_Task brief_. Please say how many lines of the listing hold "воздуха", with no other words in the answer.

_Task input_.
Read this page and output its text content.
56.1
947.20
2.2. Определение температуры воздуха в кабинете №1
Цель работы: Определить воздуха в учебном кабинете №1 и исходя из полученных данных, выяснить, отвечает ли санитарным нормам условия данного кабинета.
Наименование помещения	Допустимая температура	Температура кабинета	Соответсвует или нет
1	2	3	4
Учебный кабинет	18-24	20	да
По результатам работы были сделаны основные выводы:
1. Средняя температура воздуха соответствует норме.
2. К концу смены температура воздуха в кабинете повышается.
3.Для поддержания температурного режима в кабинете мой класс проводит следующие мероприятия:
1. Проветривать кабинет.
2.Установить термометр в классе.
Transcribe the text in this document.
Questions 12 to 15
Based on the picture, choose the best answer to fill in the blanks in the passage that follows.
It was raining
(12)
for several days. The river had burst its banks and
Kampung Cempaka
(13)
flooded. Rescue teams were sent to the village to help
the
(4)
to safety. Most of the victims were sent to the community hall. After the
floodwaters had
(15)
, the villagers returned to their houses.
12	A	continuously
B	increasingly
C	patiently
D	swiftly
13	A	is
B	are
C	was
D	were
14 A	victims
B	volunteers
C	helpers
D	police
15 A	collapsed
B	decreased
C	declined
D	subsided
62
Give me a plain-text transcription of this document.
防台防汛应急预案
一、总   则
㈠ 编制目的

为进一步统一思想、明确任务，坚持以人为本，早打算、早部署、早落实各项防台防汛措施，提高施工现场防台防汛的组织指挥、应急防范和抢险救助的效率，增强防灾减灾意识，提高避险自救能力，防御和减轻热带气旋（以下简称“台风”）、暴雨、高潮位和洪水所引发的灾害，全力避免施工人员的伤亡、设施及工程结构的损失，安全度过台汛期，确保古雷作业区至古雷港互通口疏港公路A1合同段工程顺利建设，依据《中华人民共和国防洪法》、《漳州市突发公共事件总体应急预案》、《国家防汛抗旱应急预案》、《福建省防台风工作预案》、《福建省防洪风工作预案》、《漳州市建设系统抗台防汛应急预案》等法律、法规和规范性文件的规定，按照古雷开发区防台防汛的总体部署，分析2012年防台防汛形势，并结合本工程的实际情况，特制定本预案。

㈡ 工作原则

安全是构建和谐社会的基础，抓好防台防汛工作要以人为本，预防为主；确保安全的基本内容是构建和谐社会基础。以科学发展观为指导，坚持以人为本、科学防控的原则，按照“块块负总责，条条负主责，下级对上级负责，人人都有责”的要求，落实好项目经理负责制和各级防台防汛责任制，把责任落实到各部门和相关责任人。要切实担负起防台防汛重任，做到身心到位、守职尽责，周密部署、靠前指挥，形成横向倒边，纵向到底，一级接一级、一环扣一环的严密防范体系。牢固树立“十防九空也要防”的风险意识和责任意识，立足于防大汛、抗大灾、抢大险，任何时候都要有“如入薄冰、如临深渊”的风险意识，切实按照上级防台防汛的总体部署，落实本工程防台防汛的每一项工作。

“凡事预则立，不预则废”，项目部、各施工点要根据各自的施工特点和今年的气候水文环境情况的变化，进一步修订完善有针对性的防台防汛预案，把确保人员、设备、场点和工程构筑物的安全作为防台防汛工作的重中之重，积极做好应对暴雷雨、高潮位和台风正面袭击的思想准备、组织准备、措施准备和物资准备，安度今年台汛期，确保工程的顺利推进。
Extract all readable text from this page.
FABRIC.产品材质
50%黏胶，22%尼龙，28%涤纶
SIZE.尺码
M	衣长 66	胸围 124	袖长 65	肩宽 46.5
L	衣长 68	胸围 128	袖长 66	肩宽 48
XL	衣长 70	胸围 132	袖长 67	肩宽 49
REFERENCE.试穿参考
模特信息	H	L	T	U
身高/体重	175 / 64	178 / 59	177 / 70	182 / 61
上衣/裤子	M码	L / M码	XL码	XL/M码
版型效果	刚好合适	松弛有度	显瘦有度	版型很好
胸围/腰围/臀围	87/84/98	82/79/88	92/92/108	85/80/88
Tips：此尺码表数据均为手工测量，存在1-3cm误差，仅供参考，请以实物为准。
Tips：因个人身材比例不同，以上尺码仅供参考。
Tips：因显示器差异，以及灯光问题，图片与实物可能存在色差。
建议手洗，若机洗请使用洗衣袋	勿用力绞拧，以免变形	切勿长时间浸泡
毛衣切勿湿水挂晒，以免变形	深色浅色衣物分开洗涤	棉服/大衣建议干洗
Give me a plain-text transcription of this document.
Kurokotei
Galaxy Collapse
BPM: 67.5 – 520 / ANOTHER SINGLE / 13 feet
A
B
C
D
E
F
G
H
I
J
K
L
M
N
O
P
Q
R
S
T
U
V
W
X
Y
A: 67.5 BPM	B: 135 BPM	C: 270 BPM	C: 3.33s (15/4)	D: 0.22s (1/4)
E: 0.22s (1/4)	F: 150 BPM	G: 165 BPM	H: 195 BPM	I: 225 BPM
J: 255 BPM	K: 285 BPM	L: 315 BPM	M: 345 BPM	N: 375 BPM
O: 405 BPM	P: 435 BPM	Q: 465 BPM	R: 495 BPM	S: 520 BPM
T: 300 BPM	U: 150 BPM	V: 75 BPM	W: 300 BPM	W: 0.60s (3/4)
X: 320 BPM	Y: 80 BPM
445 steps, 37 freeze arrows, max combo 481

_Output below_. 4